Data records
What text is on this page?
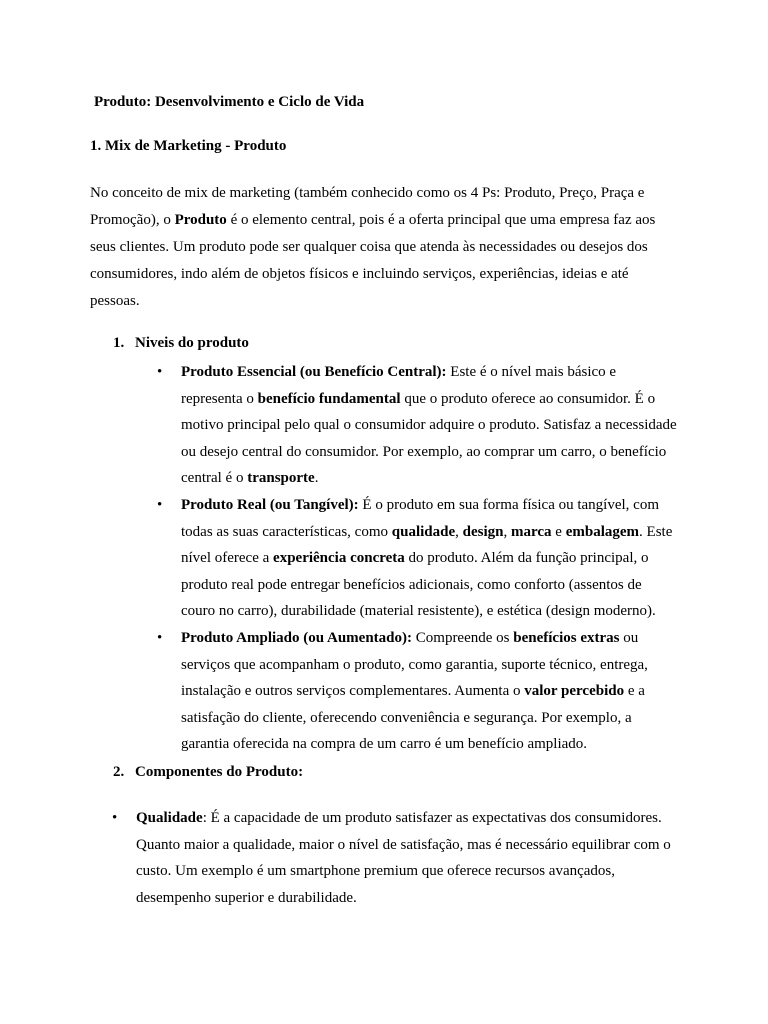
Produto: Desenvolvimento e Ciclo de Vida

1. Mix de Marketing - Produto

No conceito de mix de marketing (também conhecido como os 4 Ps: Produto, Preço, Praça e Promoção), o Produto é o elemento central, pois é a oferta principal que uma empresa faz aos seus clientes. Um produto pode ser qualquer coisa que atenda às necessidades ou desejos dos consumidores, indo além de objetos físicos e incluindo serviços, experiências, ideias e até pessoas.

1. Niveis do produto
• Produto Essencial (ou Benefício Central): Este é o nível mais básico e representa o benefício fundamental que o produto oferece ao consumidor. É o motivo principal pelo qual o consumidor adquire o produto. Satisfaz a necessidade ou desejo central do consumidor. Por exemplo, ao comprar um carro, o benefício central é o transporte.
• Produto Real (ou Tangível): É o produto em sua forma física ou tangível, com todas as suas características, como qualidade, design, marca e embalagem. Este nível oferece a experiência concreta do produto. Além da função principal, o produto real pode entregar benefícios adicionais, como conforto (assentos de couro no carro), durabilidade (material resistente), e estética (design moderno).
• Produto Ampliado (ou Aumentado): Compreende os benefícios extras ou serviços que acompanham o produto, como garantia, suporte técnico, entrega, instalação e outros serviços complementares. Aumenta o valor percebido e a satisfação do cliente, oferecendo conveniência e segurança. Por exemplo, a garantia oferecida na compra de um carro é um benefício ampliado.
2. Componentes do Produto:
• Qualidade: É a capacidade de um produto satisfazer as expectativas dos consumidores. Quanto maior a qualidade, maior o nível de satisfação, mas é necessário equilibrar com o custo. Um exemplo é um smartphone premium que oferece recursos avançados, desempenho superior e durabilidade.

* What needs to be done *
Every entry must be reproduced exactly, with the images left out.

* Response for this exercise *
What text is on this page?
Produto: Desenvolvimento e Ciclo de Vida

1. Mix de Marketing - Produto

No conceito de mix de marketing (também conhecido como os 4 Ps: Produto, Preço, Praça e Promoção), o Produto é o elemento central, pois é a oferta principal que uma empresa faz aos seus clientes. Um produto pode ser qualquer coisa que atenda às necessidades ou desejos dos consumidores, indo além de objetos físicos e incluindo serviços, experiências, ideias e até pessoas.

1. Niveis do produto
• Produto Essencial (ou Benefício Central): Este é o nível mais básico e representa o benefício fundamental que o produto oferece ao consumidor. É o motivo principal pelo qual o consumidor adquire o produto. Satisfaz a necessidade ou desejo central do consumidor. Por exemplo, ao comprar um carro, o benefício central é o transporte.
• Produto Real (ou Tangível): É o produto em sua forma física ou tangível, com todas as suas características, como qualidade, design, marca e embalagem. Este nível oferece a experiência concreta do produto. Além da função principal, o produto real pode entregar benefícios adicionais, como conforto (assentos de couro no carro), durabilidade (material resistente), e estética (design moderno).
• Produto Ampliado (ou Aumentado): Compreende os benefícios extras ou serviços que acompanham o produto, como garantia, suporte técnico, entrega, instalação e outros serviços complementares. Aumenta o valor percebido e a satisfação do cliente, oferecendo conveniência e segurança. Por exemplo, a garantia oferecida na compra de um carro é um benefício ampliado.
2. Componentes do Produto:
• Qualidade: É a capacidade de um produto satisfazer as expectativas dos consumidores. Quanto maior a qualidade, maior o nível de satisfação, mas é necessário equilibrar com o custo. Um exemplo é um smartphone premium que oferece recursos avançados, desempenho superior e durabilidade.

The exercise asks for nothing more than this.